- DESCRIPTION OF THE TASK -
From the listing below, pick out each line with the word "Subcutaneous".

- MATERIAL -
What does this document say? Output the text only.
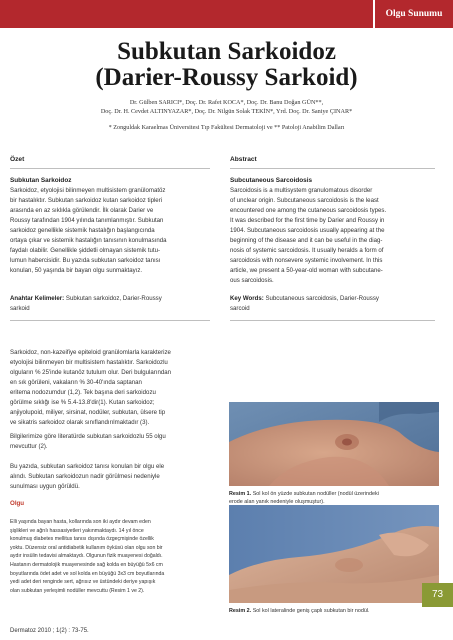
Olgu Sunumu
Subkutan Sarkoidoz
(Darier-Roussy Sarkoid)
Dr. Gülben SARICI*, Doç. Dr. Rafet KOCA*, Doç. Dr. Banu Doğan GÜN**,
Doç. Dr. H. Cevdet ALTINYAZAR*, Doç. Dr. Nilgün Solak TEKİN*, Yrd. Doç. Dr. Saniye ÇINAR*
* Zonguldak Karaelmas Üniversitesi Tıp Fakültesi Dermatoloji ve ** Patoloji Anabilim Dalları
Özet	Abstract
Subkutan Sarkoidoz
Sarkoidoz, etyolojisi bilinmeyen multisistem granülomatöz
bir hastalıktır. Subkutan sarkoidoz kutan sarkoidoz tipleri
arasında en az sıklıkla görülendir. İlk olarak Darier ve
Roussy tarafından 1904 yılında tanımlanmıştır. Subkutan
sarkoidoz genellikle sistemik hastalığın başlangıcında
ortaya çıkar ve sistemik hastalığın tanısının konulmasında
faydalı olabilir. Genellikle şiddetli olmayan sistemik tutu-
lumun habercisidir. Bu yazıda subkutan sarkoidoz tanısı
konulan, 50 yaşında bir bayan olgu sunmaktayız.
Anahtar Kelimeler: Subkutan sarkoidoz, Darier-Roussy
sarkoid
Subcutaneous Sarcoidosis
Sarcoidosis is a multisystem granulomatous disorder
of unclear origin. Subcutaneous sarcoidosis is the least
encountered one among the cutaneous sarcoidosis types.
It was described for the first time by Darier and Roussy in
1904. Subcutaneous sarcoidosis usually appearing at the
beginning of the disease and it can be useful in the diag-
nosis of systemic sarcoidosis. It usually heralds a form of
sarcoidosis with nonsevere systemic involvement. In this
article, we present a 50-year-old woman with subcutane-
ous sarcoidosis.
Key Words: Subcutaneous sarcoidosis, Darier-Roussy
sarcoid
Sarkoidoz, non-kazeifiye epiteloid granülomlarla karakterize
etyolojisi bilinmeyen bir multisistem hastalıktır. Sarkoidozlu
olguların % 25'inde kutanöz tutulum olur. Deri bulgularından
en sık görüleni, vakaların % 30-40'ında saptanan
eritema nodozumdur (1,2). Tek başına deri sarkoidozu
görülme sıklığı ise % 5.4-13.8'dir(1). Kutan sarkoidoz;
anjiyolupoid, miliyer, sirsinat, nodüler, subkutan, ülsere tip
ve sikatris sarkoidoz olarak sınıflandırılmaktadır (3).
Bilgilerimize göre literatürde subkutan sarkoidozlu 55 olgu
mevcuttur (2).
Bu yazıda, subkutan sarkoidoz tanısı konulan bir olgu ele
alındı. Subkutan sarkoidozun nadir görülmesi nedeniyle
sunulması uygun görüldü.
Olgu
Elli yaşında bayan hasta, kollarında son iki aydır devam eden
şişlikleri ve ağrılı hassasiyetleri yakınmaktaydı. 14 yıl önce
konulmuş diabetes mellitus tanısı dışında özgeçmişinde özellik
yoktu. Düzensiz oral antidiabetik kullanım öyküsü olan olgu son bir
aydır insülin tedavisi almaktaydı. Olgunun fizik muayenesi doğaldı.
Hastanın dermatolojik muayenesinde sağ kolda en büyüğü 5x6 cm
boyutlarında ödet adet ve sol kolda en büyüğü 3x3 cm boyutlarında
yedi adet deri renginde sert, ağrısız ve üstündeki deriye yapışık
olan subkutan yerleşimli nodüller mevcuttu (Resim 1 ve 2).
Resim 1. Sol kol ön yüzde subkutan nodüller (nodül üzerindeki
erode alan yanık nedeniyle oluşmuştur).
Resim 2. Sol kol lateralinde geniş çaplı subkutan bir nodül.
Dermatoz 2010 ; 1(2) : 73-75.
73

- RESULT -
Subcutaneous Sarcoidosis
of unclear origin. Subcutaneous sarcoidosis is the least
1904. Subcutaneous sarcoidosis usually appearing at the
Key Words: Subcutaneous sarcoidosis, Darier-Roussy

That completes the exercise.